- Stored dataset items
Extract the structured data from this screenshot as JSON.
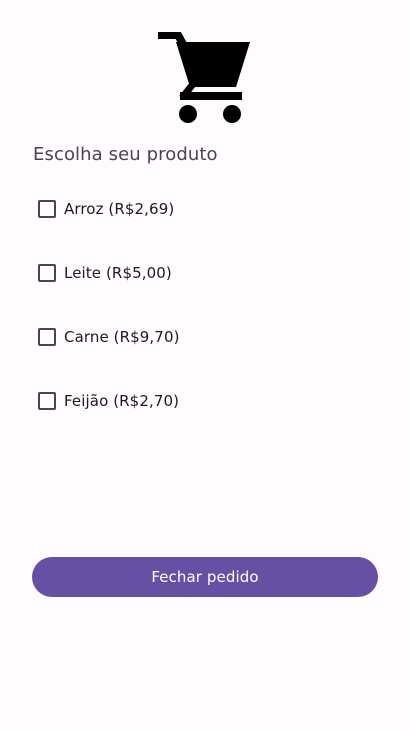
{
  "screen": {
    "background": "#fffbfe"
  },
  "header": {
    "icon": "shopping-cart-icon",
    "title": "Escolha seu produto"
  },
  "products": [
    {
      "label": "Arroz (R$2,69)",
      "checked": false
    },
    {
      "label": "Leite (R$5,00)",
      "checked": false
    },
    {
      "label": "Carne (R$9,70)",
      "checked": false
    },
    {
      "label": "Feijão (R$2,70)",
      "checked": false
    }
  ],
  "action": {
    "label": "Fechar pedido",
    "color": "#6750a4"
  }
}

...

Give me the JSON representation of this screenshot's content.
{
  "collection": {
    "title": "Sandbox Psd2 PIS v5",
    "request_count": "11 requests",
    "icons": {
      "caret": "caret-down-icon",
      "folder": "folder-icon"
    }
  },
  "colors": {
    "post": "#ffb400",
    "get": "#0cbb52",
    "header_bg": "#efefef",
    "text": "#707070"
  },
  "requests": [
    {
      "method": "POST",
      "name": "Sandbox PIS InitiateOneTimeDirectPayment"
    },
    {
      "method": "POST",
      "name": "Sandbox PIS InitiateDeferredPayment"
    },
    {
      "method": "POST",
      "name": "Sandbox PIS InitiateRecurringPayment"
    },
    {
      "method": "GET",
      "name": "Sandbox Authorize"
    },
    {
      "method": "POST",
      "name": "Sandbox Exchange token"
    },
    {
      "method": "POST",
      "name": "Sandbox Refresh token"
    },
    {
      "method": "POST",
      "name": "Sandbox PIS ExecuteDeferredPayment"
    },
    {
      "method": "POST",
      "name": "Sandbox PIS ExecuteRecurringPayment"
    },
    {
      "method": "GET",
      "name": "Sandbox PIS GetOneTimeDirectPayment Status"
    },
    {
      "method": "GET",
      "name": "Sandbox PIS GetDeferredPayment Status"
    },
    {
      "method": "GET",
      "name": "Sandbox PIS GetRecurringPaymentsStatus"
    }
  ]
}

==

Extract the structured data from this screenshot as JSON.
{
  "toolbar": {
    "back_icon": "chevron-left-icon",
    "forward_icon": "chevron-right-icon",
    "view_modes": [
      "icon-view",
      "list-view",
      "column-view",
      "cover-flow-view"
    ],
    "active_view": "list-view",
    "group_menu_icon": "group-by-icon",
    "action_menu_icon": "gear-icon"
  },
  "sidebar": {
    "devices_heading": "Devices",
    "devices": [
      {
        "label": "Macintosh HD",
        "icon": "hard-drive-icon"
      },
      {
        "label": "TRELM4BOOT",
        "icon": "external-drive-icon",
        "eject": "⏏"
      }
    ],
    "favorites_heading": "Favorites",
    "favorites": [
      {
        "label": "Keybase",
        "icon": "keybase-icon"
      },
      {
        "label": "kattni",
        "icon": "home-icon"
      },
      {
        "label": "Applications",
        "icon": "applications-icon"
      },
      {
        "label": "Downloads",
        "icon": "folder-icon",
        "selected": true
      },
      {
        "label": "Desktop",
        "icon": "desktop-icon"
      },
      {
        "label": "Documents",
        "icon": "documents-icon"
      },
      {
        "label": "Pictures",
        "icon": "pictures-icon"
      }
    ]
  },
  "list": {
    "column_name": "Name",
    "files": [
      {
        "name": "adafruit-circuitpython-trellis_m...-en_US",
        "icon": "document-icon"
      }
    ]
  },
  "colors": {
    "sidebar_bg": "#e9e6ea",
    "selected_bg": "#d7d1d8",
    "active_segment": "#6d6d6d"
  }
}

- REQUIRED WORK
Report the number of lines in the entries above that include the string "title". Give nothing but the number.

- THE SOLUTION
2